Figure content listings:
· · · ·
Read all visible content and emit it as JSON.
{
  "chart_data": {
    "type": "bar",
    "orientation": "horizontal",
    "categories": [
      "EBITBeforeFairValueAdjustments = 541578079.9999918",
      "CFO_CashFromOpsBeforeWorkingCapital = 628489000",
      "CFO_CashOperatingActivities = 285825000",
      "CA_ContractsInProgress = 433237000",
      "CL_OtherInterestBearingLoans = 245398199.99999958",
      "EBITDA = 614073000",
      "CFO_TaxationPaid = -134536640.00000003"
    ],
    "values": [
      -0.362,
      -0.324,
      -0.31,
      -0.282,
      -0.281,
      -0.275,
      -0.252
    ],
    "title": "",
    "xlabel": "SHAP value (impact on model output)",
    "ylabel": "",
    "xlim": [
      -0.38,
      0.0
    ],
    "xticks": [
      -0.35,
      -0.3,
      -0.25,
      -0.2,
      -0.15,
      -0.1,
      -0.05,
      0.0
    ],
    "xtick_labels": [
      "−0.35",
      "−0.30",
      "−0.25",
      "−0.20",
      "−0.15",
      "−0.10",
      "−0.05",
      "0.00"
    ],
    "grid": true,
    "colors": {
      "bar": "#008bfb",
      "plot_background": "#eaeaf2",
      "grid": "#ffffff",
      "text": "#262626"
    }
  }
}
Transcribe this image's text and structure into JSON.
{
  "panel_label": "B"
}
· · · ·
◆ Problem details
Reproduce the full listing exactly.

◆ Result of the task
Read all visible content and emit it as JSON.
{
  "chart_data": {
    "type": "bar",
    "orientation": "horizontal",
    "categories": [
      "EBITBeforeFairValueAdjustments = 541578079.9999918",
      "CFO_CashFromOpsBeforeWorkingCapital = 628489000",
      "CFO_CashOperatingActivities = 285825000",
      "CA_ContractsInProgress = 433237000",
      "CL_OtherInterestBearingLoans = 245398199.99999958",
      "EBITDA = 614073000",
      "CFO_TaxationPaid = -134536640.00000003"
    ],
    "values": [
      -0.362,
      -0.324,
      -0.31,
      -0.282,
      -0.281,
      -0.275,
      -0.252
    ],
    "title": "",
    "xlabel": "SHAP value (impact on model output)",
    "ylabel": "",
    "xlim": [
      -0.38,
      0.0
    ],
    "xticks": [
      -0.35,
      -0.3,
      -0.25,
      -0.2,
      -0.15,
      -0.1,
      -0.05,
      0.0
    ],
    "xtick_labels": [
      "−0.35",
      "−0.30",
      "−0.25",
      "−0.20",
      "−0.15",
      "−0.10",
      "−0.05",
      "0.00"
    ],
    "grid": true,
    "colors": {
      "bar": "#008bfb",
      "plot_background": "#eaeaf2",
      "grid": "#ffffff",
      "text": "#262626"
    }
  }
}
Transcribe this image's text and structure into JSON.
{
  "panel_label": "B"
}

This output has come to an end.